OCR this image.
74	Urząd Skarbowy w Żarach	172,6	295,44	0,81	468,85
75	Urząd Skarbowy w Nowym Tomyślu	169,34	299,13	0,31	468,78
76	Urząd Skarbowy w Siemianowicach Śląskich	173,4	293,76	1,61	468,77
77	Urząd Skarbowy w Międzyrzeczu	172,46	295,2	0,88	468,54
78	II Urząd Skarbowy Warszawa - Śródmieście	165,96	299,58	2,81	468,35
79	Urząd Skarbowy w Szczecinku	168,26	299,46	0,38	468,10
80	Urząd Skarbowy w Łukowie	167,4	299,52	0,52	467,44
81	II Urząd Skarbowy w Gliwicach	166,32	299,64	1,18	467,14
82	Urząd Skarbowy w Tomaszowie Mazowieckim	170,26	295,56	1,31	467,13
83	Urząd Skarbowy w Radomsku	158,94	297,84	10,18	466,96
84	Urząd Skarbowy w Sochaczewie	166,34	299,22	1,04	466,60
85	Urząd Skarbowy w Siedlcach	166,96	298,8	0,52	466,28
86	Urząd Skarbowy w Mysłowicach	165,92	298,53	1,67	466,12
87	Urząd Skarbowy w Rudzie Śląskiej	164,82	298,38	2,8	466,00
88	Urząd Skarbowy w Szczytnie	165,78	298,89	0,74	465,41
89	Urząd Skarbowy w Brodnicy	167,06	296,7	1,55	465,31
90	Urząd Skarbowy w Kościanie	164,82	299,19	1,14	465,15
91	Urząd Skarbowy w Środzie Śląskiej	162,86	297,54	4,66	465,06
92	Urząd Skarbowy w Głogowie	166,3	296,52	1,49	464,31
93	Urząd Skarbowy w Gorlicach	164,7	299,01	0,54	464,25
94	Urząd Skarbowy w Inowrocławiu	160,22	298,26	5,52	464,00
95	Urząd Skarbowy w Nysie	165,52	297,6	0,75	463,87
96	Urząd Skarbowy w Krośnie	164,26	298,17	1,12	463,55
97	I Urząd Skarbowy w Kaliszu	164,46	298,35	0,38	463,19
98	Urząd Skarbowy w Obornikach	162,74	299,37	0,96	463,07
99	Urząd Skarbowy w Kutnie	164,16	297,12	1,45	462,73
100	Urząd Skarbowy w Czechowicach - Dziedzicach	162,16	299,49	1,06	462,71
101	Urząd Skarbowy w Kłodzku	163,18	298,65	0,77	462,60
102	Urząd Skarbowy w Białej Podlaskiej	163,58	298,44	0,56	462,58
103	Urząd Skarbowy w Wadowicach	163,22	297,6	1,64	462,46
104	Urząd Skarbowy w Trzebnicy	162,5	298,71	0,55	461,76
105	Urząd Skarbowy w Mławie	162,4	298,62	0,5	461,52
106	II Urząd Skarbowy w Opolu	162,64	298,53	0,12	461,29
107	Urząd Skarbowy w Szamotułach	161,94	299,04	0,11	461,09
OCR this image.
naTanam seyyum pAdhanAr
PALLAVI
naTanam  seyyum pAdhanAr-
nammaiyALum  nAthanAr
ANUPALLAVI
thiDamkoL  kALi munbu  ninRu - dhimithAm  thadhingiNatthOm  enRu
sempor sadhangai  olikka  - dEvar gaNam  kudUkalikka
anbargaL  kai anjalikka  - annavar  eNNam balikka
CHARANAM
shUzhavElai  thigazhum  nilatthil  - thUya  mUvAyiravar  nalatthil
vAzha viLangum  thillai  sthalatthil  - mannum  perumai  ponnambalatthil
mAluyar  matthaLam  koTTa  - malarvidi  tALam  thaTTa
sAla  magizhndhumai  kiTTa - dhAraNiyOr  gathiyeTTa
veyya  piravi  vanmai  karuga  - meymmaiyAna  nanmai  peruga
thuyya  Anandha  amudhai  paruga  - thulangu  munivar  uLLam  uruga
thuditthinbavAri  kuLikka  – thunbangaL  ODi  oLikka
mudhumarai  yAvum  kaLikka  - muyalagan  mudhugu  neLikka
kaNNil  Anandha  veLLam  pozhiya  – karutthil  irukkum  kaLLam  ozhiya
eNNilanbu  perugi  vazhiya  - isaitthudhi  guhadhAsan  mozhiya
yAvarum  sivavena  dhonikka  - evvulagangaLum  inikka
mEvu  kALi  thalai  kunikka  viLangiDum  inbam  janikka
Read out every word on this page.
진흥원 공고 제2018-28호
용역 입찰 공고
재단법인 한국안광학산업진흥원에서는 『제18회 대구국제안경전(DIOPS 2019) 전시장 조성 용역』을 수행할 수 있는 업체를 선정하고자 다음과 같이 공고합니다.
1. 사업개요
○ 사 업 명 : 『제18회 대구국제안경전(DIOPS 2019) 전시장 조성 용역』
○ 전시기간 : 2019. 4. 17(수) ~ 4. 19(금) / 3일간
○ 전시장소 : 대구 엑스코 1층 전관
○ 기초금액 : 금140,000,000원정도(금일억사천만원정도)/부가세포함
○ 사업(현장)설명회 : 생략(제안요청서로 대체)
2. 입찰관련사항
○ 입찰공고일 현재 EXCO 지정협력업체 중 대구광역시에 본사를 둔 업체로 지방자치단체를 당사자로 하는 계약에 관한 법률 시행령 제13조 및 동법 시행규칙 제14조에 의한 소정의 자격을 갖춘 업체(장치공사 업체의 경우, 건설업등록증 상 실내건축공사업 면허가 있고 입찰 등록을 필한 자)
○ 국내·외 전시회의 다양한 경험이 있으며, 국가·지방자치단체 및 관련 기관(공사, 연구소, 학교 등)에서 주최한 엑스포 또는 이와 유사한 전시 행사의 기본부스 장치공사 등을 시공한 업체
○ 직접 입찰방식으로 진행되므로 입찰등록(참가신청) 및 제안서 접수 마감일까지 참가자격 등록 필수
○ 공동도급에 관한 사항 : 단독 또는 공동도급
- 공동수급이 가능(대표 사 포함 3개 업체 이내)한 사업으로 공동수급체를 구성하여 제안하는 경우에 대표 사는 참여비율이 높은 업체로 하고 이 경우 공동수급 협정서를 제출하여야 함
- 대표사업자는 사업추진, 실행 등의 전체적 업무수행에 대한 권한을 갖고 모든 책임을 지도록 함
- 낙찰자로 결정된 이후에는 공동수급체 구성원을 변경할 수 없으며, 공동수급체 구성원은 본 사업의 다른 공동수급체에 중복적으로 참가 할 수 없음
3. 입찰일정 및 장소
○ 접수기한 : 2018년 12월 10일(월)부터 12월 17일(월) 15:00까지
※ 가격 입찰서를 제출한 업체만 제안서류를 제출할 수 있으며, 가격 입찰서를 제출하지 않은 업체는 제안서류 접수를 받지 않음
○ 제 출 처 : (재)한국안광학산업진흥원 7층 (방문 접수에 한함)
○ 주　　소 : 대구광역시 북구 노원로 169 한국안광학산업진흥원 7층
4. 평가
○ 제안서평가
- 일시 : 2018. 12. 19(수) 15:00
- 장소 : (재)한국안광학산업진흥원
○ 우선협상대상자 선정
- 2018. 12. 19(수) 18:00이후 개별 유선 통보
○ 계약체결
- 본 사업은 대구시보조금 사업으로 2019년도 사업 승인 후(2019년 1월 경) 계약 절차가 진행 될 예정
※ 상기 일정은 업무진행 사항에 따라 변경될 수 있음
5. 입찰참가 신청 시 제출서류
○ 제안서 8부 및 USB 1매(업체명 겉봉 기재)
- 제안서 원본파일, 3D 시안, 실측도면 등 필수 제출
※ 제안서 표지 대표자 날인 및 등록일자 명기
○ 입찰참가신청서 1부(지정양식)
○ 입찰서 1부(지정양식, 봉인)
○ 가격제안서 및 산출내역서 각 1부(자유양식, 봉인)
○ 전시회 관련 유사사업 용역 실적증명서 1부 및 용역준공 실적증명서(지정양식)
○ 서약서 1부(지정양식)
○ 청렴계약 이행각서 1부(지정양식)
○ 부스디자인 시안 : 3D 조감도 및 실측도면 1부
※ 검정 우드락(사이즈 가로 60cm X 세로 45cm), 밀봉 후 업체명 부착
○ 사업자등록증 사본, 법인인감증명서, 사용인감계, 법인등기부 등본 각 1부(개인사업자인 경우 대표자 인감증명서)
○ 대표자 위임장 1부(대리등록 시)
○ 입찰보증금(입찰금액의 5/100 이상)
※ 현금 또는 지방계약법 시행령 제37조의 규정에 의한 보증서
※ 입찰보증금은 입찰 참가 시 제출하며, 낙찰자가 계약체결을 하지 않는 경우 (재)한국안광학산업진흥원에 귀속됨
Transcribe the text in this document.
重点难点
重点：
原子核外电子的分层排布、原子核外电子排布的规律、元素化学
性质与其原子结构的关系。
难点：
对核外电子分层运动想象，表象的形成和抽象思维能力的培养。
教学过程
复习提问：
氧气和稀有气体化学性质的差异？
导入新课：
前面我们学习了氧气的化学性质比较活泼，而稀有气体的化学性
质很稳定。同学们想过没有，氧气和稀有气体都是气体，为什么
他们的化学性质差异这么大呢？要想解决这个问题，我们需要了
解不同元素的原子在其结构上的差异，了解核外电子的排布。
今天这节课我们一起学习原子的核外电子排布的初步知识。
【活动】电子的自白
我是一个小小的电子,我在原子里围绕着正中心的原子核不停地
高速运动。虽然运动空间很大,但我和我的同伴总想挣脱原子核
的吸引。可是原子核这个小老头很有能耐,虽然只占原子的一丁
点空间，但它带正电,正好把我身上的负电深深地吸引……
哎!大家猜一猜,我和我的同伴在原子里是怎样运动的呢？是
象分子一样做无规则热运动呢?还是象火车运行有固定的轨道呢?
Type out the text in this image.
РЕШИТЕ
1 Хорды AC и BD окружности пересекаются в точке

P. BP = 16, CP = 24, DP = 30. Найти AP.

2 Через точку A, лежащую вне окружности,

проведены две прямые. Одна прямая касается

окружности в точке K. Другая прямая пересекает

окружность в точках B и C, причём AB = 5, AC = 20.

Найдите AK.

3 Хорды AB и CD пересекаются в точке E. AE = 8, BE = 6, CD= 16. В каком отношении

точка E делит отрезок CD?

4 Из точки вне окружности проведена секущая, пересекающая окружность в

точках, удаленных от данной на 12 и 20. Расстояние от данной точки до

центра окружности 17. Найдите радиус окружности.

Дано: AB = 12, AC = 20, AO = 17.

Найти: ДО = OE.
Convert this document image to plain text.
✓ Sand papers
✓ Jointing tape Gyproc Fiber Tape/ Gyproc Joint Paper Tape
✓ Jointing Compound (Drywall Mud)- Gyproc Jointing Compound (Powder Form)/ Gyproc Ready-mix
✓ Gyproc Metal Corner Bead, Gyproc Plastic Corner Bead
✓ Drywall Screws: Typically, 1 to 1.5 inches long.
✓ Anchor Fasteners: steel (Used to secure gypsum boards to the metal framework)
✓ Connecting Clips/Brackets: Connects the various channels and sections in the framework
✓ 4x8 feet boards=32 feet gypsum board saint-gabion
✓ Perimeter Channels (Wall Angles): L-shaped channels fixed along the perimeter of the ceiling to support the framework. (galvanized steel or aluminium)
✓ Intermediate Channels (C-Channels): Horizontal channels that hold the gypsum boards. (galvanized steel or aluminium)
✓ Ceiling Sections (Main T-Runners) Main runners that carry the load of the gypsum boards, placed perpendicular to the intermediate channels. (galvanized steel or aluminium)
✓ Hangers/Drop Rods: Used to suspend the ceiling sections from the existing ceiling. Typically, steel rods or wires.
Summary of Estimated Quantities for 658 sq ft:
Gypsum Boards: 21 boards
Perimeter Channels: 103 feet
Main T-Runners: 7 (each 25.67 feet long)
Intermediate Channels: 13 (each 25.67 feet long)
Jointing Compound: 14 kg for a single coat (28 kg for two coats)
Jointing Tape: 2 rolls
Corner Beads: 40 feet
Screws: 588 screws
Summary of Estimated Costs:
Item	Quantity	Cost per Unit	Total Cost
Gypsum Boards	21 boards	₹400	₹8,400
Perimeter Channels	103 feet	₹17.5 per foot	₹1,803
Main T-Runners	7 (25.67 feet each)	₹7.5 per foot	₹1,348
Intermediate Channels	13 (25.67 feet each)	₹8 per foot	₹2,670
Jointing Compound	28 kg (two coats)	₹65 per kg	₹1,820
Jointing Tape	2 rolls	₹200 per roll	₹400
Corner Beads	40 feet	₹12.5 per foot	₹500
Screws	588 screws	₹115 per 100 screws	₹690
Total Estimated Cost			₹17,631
+ + +
### SHORT EXERCISE
Working from the listing above, pick out every line that has "пересекаются" and copy it.

### FULL OUTPUT
1 Хорды AC и BD окружности пересекаются в точке
3 Хорды AB и CD пересекаются в точке E. AE = 8, BE = 6, CD= 16. В каком отношении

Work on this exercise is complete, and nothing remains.